start Records provided

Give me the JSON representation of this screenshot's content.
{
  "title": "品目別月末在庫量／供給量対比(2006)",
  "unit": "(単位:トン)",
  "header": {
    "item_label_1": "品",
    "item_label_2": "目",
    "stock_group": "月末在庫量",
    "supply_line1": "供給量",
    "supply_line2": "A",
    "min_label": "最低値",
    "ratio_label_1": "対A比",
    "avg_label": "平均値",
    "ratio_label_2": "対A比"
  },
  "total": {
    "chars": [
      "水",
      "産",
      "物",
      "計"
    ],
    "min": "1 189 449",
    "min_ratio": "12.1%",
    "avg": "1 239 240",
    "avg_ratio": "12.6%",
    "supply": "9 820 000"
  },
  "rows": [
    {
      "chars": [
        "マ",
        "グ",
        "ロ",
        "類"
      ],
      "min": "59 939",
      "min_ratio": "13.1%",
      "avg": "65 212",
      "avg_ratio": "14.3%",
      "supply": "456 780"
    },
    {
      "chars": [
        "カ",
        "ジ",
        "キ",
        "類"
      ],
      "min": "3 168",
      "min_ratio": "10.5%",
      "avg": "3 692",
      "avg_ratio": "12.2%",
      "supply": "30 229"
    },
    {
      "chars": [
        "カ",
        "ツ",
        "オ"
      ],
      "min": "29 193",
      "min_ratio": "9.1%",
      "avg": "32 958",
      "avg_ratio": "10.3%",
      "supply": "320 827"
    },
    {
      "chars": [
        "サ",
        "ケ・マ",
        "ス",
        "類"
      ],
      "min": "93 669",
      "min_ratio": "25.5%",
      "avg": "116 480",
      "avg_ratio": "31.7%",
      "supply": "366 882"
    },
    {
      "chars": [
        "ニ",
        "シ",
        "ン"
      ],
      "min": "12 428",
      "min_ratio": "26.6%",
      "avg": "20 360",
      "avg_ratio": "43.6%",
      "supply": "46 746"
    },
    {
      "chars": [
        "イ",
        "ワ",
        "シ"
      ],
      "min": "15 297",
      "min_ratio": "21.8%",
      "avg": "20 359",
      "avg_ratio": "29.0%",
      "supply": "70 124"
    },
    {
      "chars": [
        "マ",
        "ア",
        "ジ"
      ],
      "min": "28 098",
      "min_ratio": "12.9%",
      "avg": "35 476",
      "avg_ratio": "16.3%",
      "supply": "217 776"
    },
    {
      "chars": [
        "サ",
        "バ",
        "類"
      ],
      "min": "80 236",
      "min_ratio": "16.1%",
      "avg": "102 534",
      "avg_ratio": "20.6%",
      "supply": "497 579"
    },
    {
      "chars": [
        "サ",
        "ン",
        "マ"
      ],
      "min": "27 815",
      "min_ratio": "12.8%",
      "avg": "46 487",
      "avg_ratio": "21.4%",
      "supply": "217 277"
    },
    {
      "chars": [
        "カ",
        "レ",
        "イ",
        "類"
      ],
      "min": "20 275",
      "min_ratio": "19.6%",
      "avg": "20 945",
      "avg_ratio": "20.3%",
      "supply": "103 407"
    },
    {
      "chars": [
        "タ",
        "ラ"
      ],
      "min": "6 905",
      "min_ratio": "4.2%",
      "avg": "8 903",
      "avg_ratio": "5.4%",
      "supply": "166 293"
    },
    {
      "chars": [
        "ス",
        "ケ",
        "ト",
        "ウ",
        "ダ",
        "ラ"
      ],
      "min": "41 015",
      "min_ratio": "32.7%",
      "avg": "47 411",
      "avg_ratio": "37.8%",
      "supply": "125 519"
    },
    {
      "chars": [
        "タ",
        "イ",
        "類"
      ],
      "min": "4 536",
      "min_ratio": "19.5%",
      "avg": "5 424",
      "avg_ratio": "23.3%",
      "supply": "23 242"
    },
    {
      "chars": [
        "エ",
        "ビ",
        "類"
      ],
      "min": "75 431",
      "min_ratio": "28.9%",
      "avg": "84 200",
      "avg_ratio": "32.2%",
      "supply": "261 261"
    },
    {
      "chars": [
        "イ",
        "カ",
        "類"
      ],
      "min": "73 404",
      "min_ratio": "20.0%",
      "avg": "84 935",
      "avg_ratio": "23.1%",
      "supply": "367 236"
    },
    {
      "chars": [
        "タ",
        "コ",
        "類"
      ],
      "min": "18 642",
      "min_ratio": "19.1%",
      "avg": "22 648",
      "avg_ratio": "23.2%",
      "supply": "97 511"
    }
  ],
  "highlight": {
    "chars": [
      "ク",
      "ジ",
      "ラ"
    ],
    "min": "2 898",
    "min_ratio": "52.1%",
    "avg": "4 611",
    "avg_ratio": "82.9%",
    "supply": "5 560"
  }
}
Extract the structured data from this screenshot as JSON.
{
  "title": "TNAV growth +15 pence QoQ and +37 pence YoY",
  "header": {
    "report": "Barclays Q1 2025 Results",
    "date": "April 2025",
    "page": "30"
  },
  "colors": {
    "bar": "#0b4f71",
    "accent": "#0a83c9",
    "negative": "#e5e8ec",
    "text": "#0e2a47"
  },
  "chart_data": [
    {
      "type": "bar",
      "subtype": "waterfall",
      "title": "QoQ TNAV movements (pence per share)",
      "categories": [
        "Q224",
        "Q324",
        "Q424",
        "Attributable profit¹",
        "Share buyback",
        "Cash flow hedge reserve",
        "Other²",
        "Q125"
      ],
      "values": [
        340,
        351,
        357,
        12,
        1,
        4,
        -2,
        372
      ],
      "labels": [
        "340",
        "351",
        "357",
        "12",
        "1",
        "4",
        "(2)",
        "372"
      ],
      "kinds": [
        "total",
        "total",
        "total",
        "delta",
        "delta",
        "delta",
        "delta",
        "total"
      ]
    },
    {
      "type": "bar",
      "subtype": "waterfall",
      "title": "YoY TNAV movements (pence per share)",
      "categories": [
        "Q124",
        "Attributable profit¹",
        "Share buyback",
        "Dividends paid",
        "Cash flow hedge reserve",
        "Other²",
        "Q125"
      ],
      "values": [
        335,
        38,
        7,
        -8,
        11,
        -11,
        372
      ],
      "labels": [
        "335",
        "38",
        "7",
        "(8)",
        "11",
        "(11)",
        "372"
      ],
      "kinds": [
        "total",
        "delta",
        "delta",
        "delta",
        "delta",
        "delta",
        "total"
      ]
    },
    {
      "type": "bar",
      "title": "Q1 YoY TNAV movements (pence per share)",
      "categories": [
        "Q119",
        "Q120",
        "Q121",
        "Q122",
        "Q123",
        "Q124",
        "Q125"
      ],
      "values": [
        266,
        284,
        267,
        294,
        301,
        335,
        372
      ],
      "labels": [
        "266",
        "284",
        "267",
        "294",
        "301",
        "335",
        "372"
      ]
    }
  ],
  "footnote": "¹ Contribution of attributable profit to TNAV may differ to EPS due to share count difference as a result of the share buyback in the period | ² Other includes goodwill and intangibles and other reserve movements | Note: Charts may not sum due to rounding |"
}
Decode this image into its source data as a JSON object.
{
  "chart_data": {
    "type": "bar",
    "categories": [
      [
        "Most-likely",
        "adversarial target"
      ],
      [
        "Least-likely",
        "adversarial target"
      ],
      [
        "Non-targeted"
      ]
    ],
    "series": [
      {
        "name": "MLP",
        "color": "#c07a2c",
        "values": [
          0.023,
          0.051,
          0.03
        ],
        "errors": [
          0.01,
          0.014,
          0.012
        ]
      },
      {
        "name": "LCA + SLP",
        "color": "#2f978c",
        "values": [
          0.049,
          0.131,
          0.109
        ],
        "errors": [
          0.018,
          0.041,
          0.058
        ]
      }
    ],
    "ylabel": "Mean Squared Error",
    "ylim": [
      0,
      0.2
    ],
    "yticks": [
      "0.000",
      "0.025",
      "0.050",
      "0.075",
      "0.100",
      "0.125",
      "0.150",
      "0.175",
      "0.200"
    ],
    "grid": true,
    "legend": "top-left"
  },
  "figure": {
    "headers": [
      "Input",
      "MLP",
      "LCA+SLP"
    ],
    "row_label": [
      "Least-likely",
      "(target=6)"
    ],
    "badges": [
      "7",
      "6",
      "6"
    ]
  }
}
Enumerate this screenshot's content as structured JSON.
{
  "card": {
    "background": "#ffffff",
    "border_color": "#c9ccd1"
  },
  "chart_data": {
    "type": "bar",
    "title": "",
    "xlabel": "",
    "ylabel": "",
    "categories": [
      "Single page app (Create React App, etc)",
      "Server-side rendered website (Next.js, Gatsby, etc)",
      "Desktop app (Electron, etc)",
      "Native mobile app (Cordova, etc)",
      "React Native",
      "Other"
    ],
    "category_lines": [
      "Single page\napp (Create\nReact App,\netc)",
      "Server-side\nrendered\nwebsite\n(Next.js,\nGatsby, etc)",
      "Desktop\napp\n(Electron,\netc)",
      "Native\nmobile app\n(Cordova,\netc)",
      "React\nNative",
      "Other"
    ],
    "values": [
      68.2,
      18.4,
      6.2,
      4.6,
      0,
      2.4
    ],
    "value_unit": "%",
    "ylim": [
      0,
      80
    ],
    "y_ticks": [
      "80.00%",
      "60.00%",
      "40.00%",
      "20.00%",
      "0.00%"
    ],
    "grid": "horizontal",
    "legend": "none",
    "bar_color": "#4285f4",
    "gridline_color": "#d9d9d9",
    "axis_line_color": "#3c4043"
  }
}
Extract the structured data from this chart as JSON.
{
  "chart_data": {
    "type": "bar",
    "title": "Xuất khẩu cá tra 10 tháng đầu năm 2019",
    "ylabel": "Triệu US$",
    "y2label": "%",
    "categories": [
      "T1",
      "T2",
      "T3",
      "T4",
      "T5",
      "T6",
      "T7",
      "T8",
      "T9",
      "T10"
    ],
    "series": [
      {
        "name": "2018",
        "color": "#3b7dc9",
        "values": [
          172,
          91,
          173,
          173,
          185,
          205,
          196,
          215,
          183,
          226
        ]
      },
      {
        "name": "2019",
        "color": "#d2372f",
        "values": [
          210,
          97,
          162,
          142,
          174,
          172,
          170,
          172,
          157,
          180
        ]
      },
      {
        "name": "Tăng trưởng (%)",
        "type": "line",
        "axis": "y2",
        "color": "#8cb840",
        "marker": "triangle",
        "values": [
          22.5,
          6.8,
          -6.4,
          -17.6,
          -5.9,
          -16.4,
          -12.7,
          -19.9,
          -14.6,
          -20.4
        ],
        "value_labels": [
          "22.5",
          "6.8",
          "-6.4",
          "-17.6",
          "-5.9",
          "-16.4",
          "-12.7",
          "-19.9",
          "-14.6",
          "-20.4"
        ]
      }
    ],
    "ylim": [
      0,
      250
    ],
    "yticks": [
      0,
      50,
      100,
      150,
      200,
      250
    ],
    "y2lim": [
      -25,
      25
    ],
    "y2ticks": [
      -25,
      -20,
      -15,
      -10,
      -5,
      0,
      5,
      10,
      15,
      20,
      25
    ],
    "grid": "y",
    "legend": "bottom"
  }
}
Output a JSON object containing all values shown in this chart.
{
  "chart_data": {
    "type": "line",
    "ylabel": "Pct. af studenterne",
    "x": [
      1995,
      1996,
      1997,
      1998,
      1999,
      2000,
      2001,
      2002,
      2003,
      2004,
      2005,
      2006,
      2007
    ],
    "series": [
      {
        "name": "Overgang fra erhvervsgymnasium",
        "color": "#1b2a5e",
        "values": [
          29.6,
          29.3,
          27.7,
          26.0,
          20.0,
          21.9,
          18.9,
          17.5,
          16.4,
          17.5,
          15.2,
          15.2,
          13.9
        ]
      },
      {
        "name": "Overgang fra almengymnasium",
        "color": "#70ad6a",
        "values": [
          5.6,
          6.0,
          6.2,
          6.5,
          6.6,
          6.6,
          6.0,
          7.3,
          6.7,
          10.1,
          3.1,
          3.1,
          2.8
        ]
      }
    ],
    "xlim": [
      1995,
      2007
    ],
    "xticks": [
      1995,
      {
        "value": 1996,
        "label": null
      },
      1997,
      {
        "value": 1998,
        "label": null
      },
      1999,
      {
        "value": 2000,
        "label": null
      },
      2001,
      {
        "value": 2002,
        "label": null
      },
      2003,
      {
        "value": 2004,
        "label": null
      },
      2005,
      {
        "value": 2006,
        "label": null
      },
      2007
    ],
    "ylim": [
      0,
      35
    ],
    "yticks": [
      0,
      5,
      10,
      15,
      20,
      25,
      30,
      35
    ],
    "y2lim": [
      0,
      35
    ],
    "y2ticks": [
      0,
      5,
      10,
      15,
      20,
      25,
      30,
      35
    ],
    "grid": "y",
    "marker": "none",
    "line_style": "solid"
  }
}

end Records provided

**Objective:** Copy each line above containing the string "Electron".

**Finished task:**
      "Desktop app (Electron, etc)",
      "Desktop\napp\n(Electron,\netc)",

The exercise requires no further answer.